What is asked
Quote the listing in full, exactly as given, minus any pictures.

Source records

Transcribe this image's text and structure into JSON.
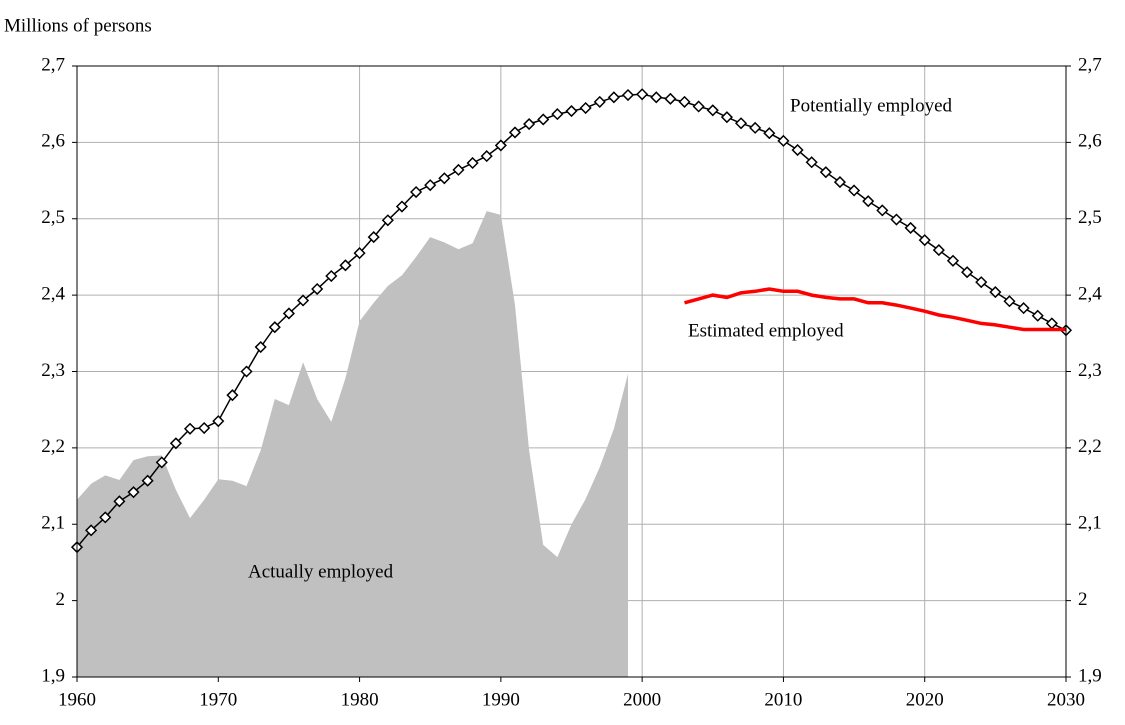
{
  "chart_data": {
    "type": "line",
    "y_axis_label": "Millions of persons",
    "x": [
      1960,
      1961,
      1962,
      1963,
      1964,
      1965,
      1966,
      1967,
      1968,
      1969,
      1970,
      1971,
      1972,
      1973,
      1974,
      1975,
      1976,
      1977,
      1978,
      1979,
      1980,
      1981,
      1982,
      1983,
      1984,
      1985,
      1986,
      1987,
      1988,
      1989,
      1990,
      1991,
      1992,
      1993,
      1994,
      1995,
      1996,
      1997,
      1998,
      1999,
      2000,
      2001,
      2002,
      2003,
      2004,
      2005,
      2006,
      2007,
      2008,
      2009,
      2010,
      2011,
      2012,
      2013,
      2014,
      2015,
      2016,
      2017,
      2018,
      2019,
      2020,
      2021,
      2022,
      2023,
      2024,
      2025,
      2026,
      2027,
      2028,
      2029,
      2030
    ],
    "series": [
      {
        "name": "Actually employed",
        "color": "#c0c0c0",
        "kind": "area",
        "values": [
          2.132,
          2.153,
          2.164,
          2.158,
          2.184,
          2.189,
          2.19,
          2.145,
          2.108,
          2.132,
          2.159,
          2.157,
          2.15,
          2.197,
          2.264,
          2.256,
          2.312,
          2.264,
          2.234,
          2.291,
          2.366,
          2.39,
          2.412,
          2.426,
          2.45,
          2.476,
          2.469,
          2.46,
          2.468,
          2.51,
          2.505,
          2.387,
          2.197,
          2.073,
          2.057,
          2.1,
          2.133,
          2.175,
          2.225,
          2.297,
          null,
          null,
          null,
          null,
          null,
          null,
          null,
          null,
          null,
          null,
          null,
          null,
          null,
          null,
          null,
          null,
          null,
          null,
          null,
          null,
          null,
          null,
          null,
          null,
          null,
          null,
          null,
          null,
          null,
          null,
          null
        ]
      },
      {
        "name": "Potentially employed",
        "color": "#000000",
        "kind": "line",
        "marker": "diamond",
        "values": [
          2.07,
          2.092,
          2.109,
          2.13,
          2.142,
          2.157,
          2.181,
          2.206,
          2.225,
          2.226,
          2.235,
          2.269,
          2.3,
          2.332,
          2.358,
          2.376,
          2.393,
          2.408,
          2.425,
          2.439,
          2.455,
          2.476,
          2.498,
          2.516,
          2.535,
          2.544,
          2.553,
          2.564,
          2.573,
          2.582,
          2.596,
          2.613,
          2.624,
          2.63,
          2.637,
          2.641,
          2.645,
          2.653,
          2.659,
          2.662,
          2.663,
          2.659,
          2.657,
          2.653,
          2.647,
          2.642,
          2.633,
          2.625,
          2.619,
          2.612,
          2.602,
          2.59,
          2.574,
          2.561,
          2.548,
          2.537,
          2.523,
          2.511,
          2.499,
          2.488,
          2.472,
          2.459,
          2.445,
          2.43,
          2.417,
          2.404,
          2.392,
          2.383,
          2.373,
          2.363,
          2.354
        ]
      },
      {
        "name": "Estimated employed",
        "color": "#ff0000",
        "kind": "line",
        "values": [
          null,
          null,
          null,
          null,
          null,
          null,
          null,
          null,
          null,
          null,
          null,
          null,
          null,
          null,
          null,
          null,
          null,
          null,
          null,
          null,
          null,
          null,
          null,
          null,
          null,
          null,
          null,
          null,
          null,
          null,
          null,
          null,
          null,
          null,
          null,
          null,
          null,
          null,
          null,
          null,
          null,
          null,
          null,
          2.39,
          2.395,
          2.4,
          2.397,
          2.403,
          2.405,
          2.408,
          2.405,
          2.405,
          2.4,
          2.397,
          2.395,
          2.395,
          2.39,
          2.39,
          2.387,
          2.383,
          2.379,
          2.374,
          2.371,
          2.367,
          2.363,
          2.361,
          2.358,
          2.355,
          2.355,
          2.355,
          2.355
        ]
      }
    ],
    "xlim": [
      1960,
      2030
    ],
    "xticks": [
      1960,
      1970,
      1980,
      1990,
      2000,
      2010,
      2020,
      2030
    ],
    "ylim": [
      1.9,
      2.7
    ],
    "yticks": [
      {
        "value": 1.9,
        "label": "1,9"
      },
      2,
      {
        "value": 2.1,
        "label": "2,1"
      },
      {
        "value": 2.2,
        "label": "2,2"
      },
      {
        "value": 2.3,
        "label": "2,3"
      },
      {
        "value": 2.4,
        "label": "2,4"
      },
      {
        "value": 2.5,
        "label": "2,5"
      },
      {
        "value": 2.6,
        "label": "2,6"
      },
      {
        "value": 2.7,
        "label": "2,7"
      }
    ],
    "right_axis_mirror": true,
    "grid": true
  }
}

Output below
Transcribe this image's text and structure into JSON.
{
  "chart_data": {
    "type": "line",
    "y_axis_label": "Millions of persons",
    "x": [
      1960,
      1961,
      1962,
      1963,
      1964,
      1965,
      1966,
      1967,
      1968,
      1969,
      1970,
      1971,
      1972,
      1973,
      1974,
      1975,
      1976,
      1977,
      1978,
      1979,
      1980,
      1981,
      1982,
      1983,
      1984,
      1985,
      1986,
      1987,
      1988,
      1989,
      1990,
      1991,
      1992,
      1993,
      1994,
      1995,
      1996,
      1997,
      1998,
      1999,
      2000,
      2001,
      2002,
      2003,
      2004,
      2005,
      2006,
      2007,
      2008,
      2009,
      2010,
      2011,
      2012,
      2013,
      2014,
      2015,
      2016,
      2017,
      2018,
      2019,
      2020,
      2021,
      2022,
      2023,
      2024,
      2025,
      2026,
      2027,
      2028,
      2029,
      2030
    ],
    "series": [
      {
        "name": "Actually employed",
        "color": "#c0c0c0",
        "kind": "area",
        "values": [
          2.132,
          2.153,
          2.164,
          2.158,
          2.184,
          2.189,
          2.19,
          2.145,
          2.108,
          2.132,
          2.159,
          2.157,
          2.15,
          2.197,
          2.264,
          2.256,
          2.312,
          2.264,
          2.234,
          2.291,
          2.366,
          2.39,
          2.412,
          2.426,
          2.45,
          2.476,
          2.469,
          2.46,
          2.468,
          2.51,
          2.505,
          2.387,
          2.197,
          2.073,
          2.057,
          2.1,
          2.133,
          2.175,
          2.225,
          2.297,
          null,
          null,
          null,
          null,
          null,
          null,
          null,
          null,
          null,
          null,
          null,
          null,
          null,
          null,
          null,
          null,
          null,
          null,
          null,
          null,
          null,
          null,
          null,
          null,
          null,
          null,
          null,
          null,
          null,
          null,
          null
        ]
      },
      {
        "name": "Potentially employed",
        "color": "#000000",
        "kind": "line",
        "marker": "diamond",
        "values": [
          2.07,
          2.092,
          2.109,
          2.13,
          2.142,
          2.157,
          2.181,
          2.206,
          2.225,
          2.226,
          2.235,
          2.269,
          2.3,
          2.332,
          2.358,
          2.376,
          2.393,
          2.408,
          2.425,
          2.439,
          2.455,
          2.476,
          2.498,
          2.516,
          2.535,
          2.544,
          2.553,
          2.564,
          2.573,
          2.582,
          2.596,
          2.613,
          2.624,
          2.63,
          2.637,
          2.641,
          2.645,
          2.653,
          2.659,
          2.662,
          2.663,
          2.659,
          2.657,
          2.653,
          2.647,
          2.642,
          2.633,
          2.625,
          2.619,
          2.612,
          2.602,
          2.59,
          2.574,
          2.561,
          2.548,
          2.537,
          2.523,
          2.511,
          2.499,
          2.488,
          2.472,
          2.459,
          2.445,
          2.43,
          2.417,
          2.404,
          2.392,
          2.383,
          2.373,
          2.363,
          2.354
        ]
      },
      {
        "name": "Estimated employed",
        "color": "#ff0000",
        "kind": "line",
        "values": [
          null,
          null,
          null,
          null,
          null,
          null,
          null,
          null,
          null,
          null,
          null,
          null,
          null,
          null,
          null,
          null,
          null,
          null,
          null,
          null,
          null,
          null,
          null,
          null,
          null,
          null,
          null,
          null,
          null,
          null,
          null,
          null,
          null,
          null,
          null,
          null,
          null,
          null,
          null,
          null,
          null,
          null,
          null,
          2.39,
          2.395,
          2.4,
          2.397,
          2.403,
          2.405,
          2.408,
          2.405,
          2.405,
          2.4,
          2.397,
          2.395,
          2.395,
          2.39,
          2.39,
          2.387,
          2.383,
          2.379,
          2.374,
          2.371,
          2.367,
          2.363,
          2.361,
          2.358,
          2.355,
          2.355,
          2.355,
          2.355
        ]
      }
    ],
    "xlim": [
      1960,
      2030
    ],
    "xticks": [
      1960,
      1970,
      1980,
      1990,
      2000,
      2010,
      2020,
      2030
    ],
    "ylim": [
      1.9,
      2.7
    ],
    "yticks": [
      {
        "value": 1.9,
        "label": "1,9"
      },
      2,
      {
        "value": 2.1,
        "label": "2,1"
      },
      {
        "value": 2.2,
        "label": "2,2"
      },
      {
        "value": 2.3,
        "label": "2,3"
      },
      {
        "value": 2.4,
        "label": "2,4"
      },
      {
        "value": 2.5,
        "label": "2,5"
      },
      {
        "value": 2.6,
        "label": "2,6"
      },
      {
        "value": 2.7,
        "label": "2,7"
      }
    ],
    "right_axis_mirror": true,
    "grid": true
  }
}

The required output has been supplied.